[Collection entries]
-- START --

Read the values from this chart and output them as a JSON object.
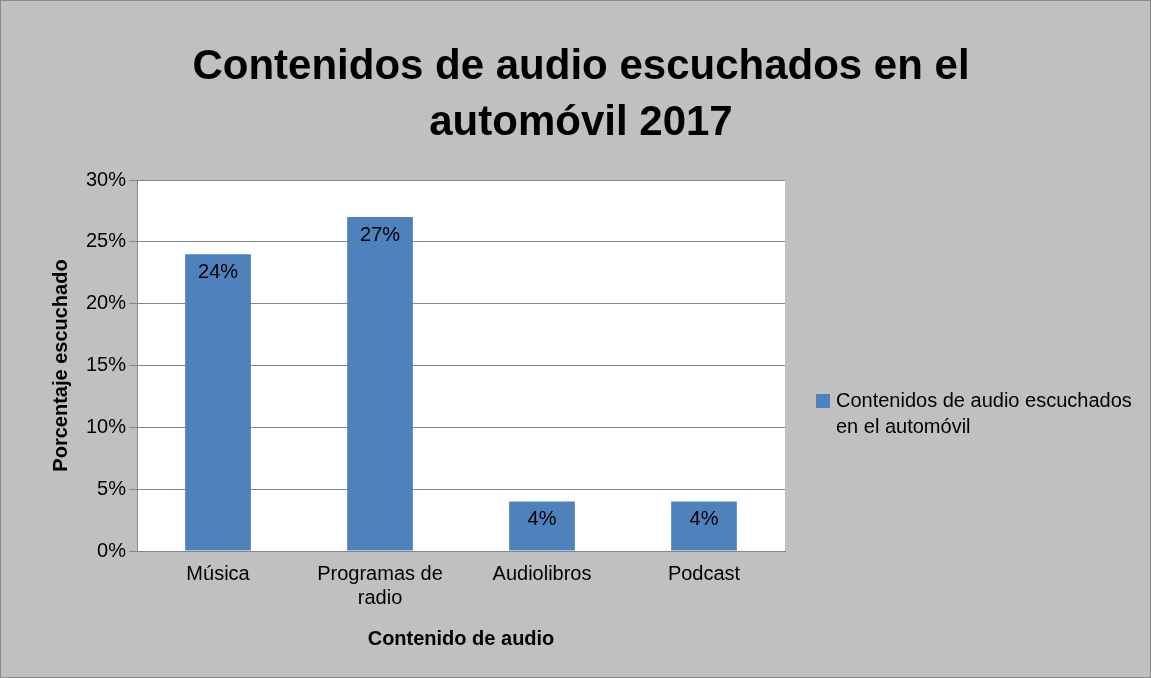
{
  "chart_data": {
    "type": "bar",
    "title": "Contenidos de audio escuchados en el automóvil 2017",
    "xlabel": "Contenido de audio",
    "ylabel": "Porcentaje escuchado",
    "categories": [
      "Música",
      "Programas de radio",
      "Audiolibros",
      "Podcast"
    ],
    "series": [
      {
        "name": "Contenidos de audio escuchados en el automóvil",
        "color": "#4f81bd",
        "values": [
          24,
          27,
          4,
          4
        ],
        "value_labels": [
          "24%",
          "27%",
          "4%",
          "4%"
        ]
      }
    ],
    "ylim": [
      0,
      30
    ],
    "yticks": [
      {
        "value": 0,
        "label": "0%"
      },
      {
        "value": 5,
        "label": "5%"
      },
      {
        "value": 10,
        "label": "10%"
      },
      {
        "value": 15,
        "label": "15%"
      },
      {
        "value": 20,
        "label": "20%"
      },
      {
        "value": 25,
        "label": "25%"
      },
      {
        "value": 30,
        "label": "30%"
      }
    ],
    "grid": "y",
    "legend": "right"
  }
}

-- END --

**Task directions**.
Leave out all pictures, then copy the remaining material exactly.

**Complete response**.
Read the values from this chart and output them as a JSON object.
{
  "chart_data": {
    "type": "bar",
    "title": "Contenidos de audio escuchados en el automóvil 2017",
    "xlabel": "Contenido de audio",
    "ylabel": "Porcentaje escuchado",
    "categories": [
      "Música",
      "Programas de radio",
      "Audiolibros",
      "Podcast"
    ],
    "series": [
      {
        "name": "Contenidos de audio escuchados en el automóvil",
        "color": "#4f81bd",
        "values": [
          24,
          27,
          4,
          4
        ],
        "value_labels": [
          "24%",
          "27%",
          "4%",
          "4%"
        ]
      }
    ],
    "ylim": [
      0,
      30
    ],
    "yticks": [
      {
        "value": 0,
        "label": "0%"
      },
      {
        "value": 5,
        "label": "5%"
      },
      {
        "value": 10,
        "label": "10%"
      },
      {
        "value": 15,
        "label": "15%"
      },
      {
        "value": 20,
        "label": "20%"
      },
      {
        "value": 25,
        "label": "25%"
      },
      {
        "value": 30,
        "label": "30%"
      }
    ],
    "grid": "y",
    "legend": "right"
  }
}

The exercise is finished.